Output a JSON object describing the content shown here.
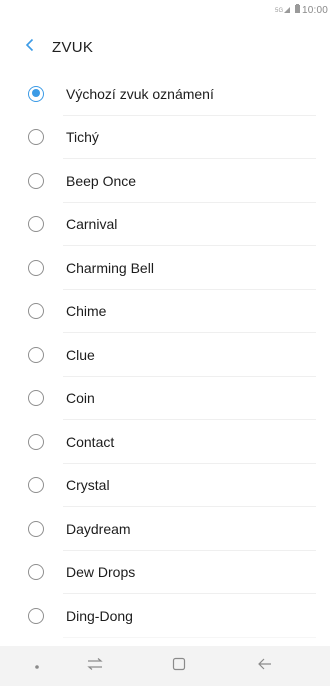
{
  "status_bar": {
    "signal_icon": "signal-icon",
    "battery_icon": "battery-icon",
    "time": "10:00"
  },
  "header": {
    "back_icon": "chevron-left-icon",
    "title": "ZVUK"
  },
  "sounds": {
    "selected_index": 0,
    "items": [
      {
        "label": "Výchozí zvuk oznámení"
      },
      {
        "label": "Tichý"
      },
      {
        "label": "Beep Once"
      },
      {
        "label": "Carnival"
      },
      {
        "label": "Charming Bell"
      },
      {
        "label": "Chime"
      },
      {
        "label": "Clue"
      },
      {
        "label": "Coin"
      },
      {
        "label": "Contact"
      },
      {
        "label": "Crystal"
      },
      {
        "label": "Daydream"
      },
      {
        "label": "Dew Drops"
      },
      {
        "label": "Ding-Dong"
      }
    ]
  },
  "navbar": {
    "items": [
      "dot-icon",
      "recent-apps-icon",
      "home-icon",
      "back-arrow-icon"
    ]
  },
  "colors": {
    "accent": "#3c9be6",
    "radio_border": "#8f8f8f",
    "navbar_bg": "#f3f3f3"
  }
}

────

* Aim:
Pictures are to be left out; all else in the entries above is to be quoted exactly.

* Output for this exercise:
Output a JSON object describing the content shown here.
{
  "status_bar": {
    "signal_icon": "signal-icon",
    "battery_icon": "battery-icon",
    "time": "10:00"
  },
  "header": {
    "back_icon": "chevron-left-icon",
    "title": "ZVUK"
  },
  "sounds": {
    "selected_index": 0,
    "items": [
      {
        "label": "Výchozí zvuk oznámení"
      },
      {
        "label": "Tichý"
      },
      {
        "label": "Beep Once"
      },
      {
        "label": "Carnival"
      },
      {
        "label": "Charming Bell"
      },
      {
        "label": "Chime"
      },
      {
        "label": "Clue"
      },
      {
        "label": "Coin"
      },
      {
        "label": "Contact"
      },
      {
        "label": "Crystal"
      },
      {
        "label": "Daydream"
      },
      {
        "label": "Dew Drops"
      },
      {
        "label": "Ding-Dong"
      }
    ]
  },
  "navbar": {
    "items": [
      "dot-icon",
      "recent-apps-icon",
      "home-icon",
      "back-arrow-icon"
    ]
  },
  "colors": {
    "accent": "#3c9be6",
    "radio_border": "#8f8f8f",
    "navbar_bg": "#f3f3f3"
  }
}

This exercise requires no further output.